** Start Excerpted records **

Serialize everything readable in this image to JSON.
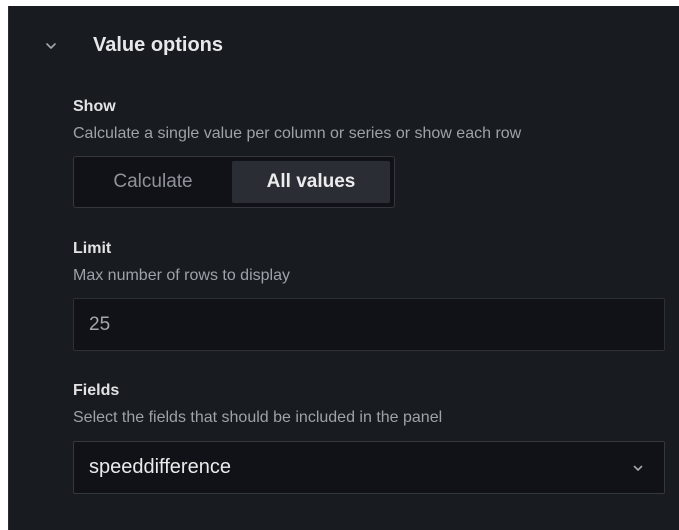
{
  "section": {
    "title": "Value options",
    "expanded": true,
    "chevron_icon": "chevron-down-icon"
  },
  "show": {
    "label": "Show",
    "description": "Calculate a single value per column or series or show each row",
    "options": [
      "Calculate",
      "All values"
    ],
    "selected": "All values"
  },
  "limit": {
    "label": "Limit",
    "description": "Max number of rows to display",
    "value": "25"
  },
  "fields": {
    "label": "Fields",
    "description": "Select the fields that should be included in the panel",
    "selected": "speeddifference",
    "chevron_icon": "chevron-down-icon"
  },
  "colors": {
    "panel_bg": "#181b1f",
    "input_bg": "#111217",
    "selected_bg": "#2a2d33",
    "text_primary": "#e2e3e5",
    "text_secondary": "#9ea2a9"
  }
}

** End Excerpted records **

▶ **What you have to do**:
Quote the full listing above word for word; exclude every picture from the copy.

▶ **Result**:
Serialize everything readable in this image to JSON.
{
  "section": {
    "title": "Value options",
    "expanded": true,
    "chevron_icon": "chevron-down-icon"
  },
  "show": {
    "label": "Show",
    "description": "Calculate a single value per column or series or show each row",
    "options": [
      "Calculate",
      "All values"
    ],
    "selected": "All values"
  },
  "limit": {
    "label": "Limit",
    "description": "Max number of rows to display",
    "value": "25"
  },
  "fields": {
    "label": "Fields",
    "description": "Select the fields that should be included in the panel",
    "selected": "speeddifference",
    "chevron_icon": "chevron-down-icon"
  },
  "colors": {
    "panel_bg": "#181b1f",
    "input_bg": "#111217",
    "selected_bg": "#2a2d33",
    "text_primary": "#e2e3e5",
    "text_secondary": "#9ea2a9"
  }
}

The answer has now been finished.